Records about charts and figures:
++++++++
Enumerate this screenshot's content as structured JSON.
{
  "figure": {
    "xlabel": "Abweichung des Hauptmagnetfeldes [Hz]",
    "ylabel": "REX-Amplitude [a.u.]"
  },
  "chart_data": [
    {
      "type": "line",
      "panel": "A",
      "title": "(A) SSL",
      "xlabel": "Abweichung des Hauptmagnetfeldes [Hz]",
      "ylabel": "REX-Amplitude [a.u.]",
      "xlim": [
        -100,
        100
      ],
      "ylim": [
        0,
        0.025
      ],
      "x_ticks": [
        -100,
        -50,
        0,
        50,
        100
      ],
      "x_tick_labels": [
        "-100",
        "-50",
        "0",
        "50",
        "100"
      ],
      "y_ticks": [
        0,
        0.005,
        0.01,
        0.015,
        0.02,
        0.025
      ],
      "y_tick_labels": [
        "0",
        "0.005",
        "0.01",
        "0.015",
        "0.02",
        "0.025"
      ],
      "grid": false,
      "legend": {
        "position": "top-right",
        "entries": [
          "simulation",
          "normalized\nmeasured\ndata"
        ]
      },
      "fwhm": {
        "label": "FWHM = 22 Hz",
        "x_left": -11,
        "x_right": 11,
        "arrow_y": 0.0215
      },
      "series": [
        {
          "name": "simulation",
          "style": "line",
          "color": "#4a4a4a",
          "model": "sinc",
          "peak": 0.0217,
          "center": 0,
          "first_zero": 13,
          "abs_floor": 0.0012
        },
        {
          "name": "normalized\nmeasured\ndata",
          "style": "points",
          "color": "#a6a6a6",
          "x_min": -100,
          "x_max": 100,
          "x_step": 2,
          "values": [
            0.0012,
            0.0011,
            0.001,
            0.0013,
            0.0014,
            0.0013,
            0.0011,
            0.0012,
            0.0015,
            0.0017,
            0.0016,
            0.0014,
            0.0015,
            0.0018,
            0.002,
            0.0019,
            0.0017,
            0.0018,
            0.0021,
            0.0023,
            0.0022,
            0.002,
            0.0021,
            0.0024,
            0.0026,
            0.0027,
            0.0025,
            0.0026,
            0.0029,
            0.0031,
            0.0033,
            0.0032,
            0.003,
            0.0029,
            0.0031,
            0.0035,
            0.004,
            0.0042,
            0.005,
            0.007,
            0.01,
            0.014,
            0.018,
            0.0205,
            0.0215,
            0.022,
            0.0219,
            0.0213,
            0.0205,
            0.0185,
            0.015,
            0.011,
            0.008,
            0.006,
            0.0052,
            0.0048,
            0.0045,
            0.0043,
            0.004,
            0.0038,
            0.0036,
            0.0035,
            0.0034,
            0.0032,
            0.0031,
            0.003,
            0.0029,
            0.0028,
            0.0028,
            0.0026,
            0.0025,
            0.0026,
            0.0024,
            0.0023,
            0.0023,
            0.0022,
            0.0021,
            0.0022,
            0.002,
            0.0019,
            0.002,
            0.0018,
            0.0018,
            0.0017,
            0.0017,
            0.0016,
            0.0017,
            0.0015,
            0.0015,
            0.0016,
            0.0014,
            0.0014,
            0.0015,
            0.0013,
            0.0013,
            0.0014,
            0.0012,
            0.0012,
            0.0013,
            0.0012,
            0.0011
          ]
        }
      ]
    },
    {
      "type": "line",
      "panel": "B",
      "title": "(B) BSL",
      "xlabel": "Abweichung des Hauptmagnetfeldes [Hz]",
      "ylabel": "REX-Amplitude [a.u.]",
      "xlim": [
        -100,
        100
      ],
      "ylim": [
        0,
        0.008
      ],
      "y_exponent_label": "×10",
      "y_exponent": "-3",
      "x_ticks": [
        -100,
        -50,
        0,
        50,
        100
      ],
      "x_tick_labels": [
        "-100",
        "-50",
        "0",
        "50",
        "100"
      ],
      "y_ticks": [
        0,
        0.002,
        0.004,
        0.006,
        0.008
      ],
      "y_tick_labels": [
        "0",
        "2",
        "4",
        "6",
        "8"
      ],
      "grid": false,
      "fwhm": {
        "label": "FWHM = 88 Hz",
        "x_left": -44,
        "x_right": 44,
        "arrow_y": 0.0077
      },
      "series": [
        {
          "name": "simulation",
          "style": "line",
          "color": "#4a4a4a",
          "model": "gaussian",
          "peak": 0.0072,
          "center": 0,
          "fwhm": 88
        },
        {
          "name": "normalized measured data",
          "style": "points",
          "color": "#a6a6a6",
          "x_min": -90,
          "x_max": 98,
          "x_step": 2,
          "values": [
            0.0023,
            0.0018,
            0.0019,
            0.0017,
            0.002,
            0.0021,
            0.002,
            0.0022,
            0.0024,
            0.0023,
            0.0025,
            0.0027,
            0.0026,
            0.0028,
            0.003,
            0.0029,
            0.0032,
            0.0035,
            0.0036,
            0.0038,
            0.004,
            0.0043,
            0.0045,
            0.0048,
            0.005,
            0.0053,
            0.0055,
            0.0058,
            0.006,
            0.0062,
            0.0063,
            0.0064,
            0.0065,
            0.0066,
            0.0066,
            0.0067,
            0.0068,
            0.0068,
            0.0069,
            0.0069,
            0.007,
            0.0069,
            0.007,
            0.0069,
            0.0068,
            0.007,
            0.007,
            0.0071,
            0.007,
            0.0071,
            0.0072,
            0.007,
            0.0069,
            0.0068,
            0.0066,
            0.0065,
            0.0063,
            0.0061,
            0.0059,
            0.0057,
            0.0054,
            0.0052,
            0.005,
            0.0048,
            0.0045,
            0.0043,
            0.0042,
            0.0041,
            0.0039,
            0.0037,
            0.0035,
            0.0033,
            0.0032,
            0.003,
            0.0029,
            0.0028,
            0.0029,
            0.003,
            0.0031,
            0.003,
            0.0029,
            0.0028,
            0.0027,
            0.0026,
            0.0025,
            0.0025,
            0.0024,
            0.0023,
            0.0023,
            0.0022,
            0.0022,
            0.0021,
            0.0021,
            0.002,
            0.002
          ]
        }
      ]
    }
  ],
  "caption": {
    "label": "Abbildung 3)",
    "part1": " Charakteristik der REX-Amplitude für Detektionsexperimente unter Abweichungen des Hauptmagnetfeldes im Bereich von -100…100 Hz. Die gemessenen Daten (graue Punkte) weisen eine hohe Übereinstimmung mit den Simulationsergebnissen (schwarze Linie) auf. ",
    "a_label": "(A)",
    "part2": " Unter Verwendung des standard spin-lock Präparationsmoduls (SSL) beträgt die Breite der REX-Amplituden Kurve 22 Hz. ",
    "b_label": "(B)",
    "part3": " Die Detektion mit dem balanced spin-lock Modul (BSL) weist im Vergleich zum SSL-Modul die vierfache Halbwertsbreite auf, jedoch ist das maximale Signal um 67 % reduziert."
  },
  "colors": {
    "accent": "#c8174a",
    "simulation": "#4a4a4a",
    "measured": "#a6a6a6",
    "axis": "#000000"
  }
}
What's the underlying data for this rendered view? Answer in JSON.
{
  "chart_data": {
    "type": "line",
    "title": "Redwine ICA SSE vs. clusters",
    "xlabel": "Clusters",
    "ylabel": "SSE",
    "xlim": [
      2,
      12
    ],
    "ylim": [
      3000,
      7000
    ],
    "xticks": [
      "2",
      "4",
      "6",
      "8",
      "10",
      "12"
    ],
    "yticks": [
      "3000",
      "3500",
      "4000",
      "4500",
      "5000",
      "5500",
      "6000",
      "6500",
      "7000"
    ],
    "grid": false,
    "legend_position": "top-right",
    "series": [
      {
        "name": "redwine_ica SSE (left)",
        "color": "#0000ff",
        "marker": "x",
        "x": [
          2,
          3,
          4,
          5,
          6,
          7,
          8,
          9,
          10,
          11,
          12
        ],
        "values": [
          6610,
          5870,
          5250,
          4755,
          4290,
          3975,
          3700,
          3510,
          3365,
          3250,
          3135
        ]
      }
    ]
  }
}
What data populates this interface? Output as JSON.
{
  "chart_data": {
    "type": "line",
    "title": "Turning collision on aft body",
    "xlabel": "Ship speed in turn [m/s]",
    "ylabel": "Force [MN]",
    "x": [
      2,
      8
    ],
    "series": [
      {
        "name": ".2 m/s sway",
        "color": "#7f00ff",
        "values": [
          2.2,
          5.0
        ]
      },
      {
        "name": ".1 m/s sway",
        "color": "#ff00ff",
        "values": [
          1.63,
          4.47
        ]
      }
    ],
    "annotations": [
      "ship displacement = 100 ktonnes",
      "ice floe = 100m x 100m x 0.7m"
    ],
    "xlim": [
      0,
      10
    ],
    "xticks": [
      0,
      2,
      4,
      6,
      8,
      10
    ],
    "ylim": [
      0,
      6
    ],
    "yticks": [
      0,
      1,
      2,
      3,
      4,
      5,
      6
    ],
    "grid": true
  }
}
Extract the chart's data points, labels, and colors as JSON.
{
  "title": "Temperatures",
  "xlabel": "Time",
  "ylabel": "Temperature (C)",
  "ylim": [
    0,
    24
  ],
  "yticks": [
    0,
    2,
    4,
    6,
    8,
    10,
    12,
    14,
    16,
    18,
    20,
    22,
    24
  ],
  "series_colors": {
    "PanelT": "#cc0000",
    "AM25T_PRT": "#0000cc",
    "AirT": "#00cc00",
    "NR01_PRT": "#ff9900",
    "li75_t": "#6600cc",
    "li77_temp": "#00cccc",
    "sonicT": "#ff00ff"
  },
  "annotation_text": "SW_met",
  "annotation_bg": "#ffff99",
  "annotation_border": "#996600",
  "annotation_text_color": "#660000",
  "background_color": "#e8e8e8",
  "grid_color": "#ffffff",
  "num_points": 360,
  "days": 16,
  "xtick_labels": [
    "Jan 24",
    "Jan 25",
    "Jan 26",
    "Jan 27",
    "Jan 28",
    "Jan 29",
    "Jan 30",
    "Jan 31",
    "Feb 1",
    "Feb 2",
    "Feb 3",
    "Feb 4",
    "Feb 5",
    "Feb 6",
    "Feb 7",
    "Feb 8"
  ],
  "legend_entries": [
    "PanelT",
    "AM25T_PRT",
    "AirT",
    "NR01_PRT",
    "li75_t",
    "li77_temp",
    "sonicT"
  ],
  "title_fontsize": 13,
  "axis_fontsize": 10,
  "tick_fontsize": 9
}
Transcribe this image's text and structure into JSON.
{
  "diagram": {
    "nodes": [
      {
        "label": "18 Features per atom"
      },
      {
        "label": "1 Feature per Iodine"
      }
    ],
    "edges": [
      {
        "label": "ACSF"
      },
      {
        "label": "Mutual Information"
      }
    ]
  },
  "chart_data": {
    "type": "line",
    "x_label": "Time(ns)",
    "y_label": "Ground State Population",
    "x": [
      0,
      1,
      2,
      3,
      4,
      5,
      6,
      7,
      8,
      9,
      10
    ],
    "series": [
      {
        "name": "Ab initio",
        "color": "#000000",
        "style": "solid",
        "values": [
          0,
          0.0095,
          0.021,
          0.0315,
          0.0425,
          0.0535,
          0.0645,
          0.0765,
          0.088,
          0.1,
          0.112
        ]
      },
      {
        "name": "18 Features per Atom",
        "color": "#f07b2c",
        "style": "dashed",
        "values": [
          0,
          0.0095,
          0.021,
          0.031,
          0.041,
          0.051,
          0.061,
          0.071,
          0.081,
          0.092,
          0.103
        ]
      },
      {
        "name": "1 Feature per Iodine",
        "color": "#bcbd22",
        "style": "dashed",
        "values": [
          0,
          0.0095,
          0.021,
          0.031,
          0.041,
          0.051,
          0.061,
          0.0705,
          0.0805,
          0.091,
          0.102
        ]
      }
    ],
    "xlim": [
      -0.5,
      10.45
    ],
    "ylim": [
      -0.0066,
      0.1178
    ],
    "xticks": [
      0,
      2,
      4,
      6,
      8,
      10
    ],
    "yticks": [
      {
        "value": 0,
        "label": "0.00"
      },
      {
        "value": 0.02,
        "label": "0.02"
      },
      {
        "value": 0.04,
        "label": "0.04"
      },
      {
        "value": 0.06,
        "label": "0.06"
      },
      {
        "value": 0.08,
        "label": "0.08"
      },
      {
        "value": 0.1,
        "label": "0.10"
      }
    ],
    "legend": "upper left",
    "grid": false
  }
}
++++++++
▶ **Exercise requirements**
Look through the lines above and collect those with the word "ndata".

▶ **Finished exercise**
          "normalized\nmeasured\ndata"
          "name": "normalized\nmeasured\ndata",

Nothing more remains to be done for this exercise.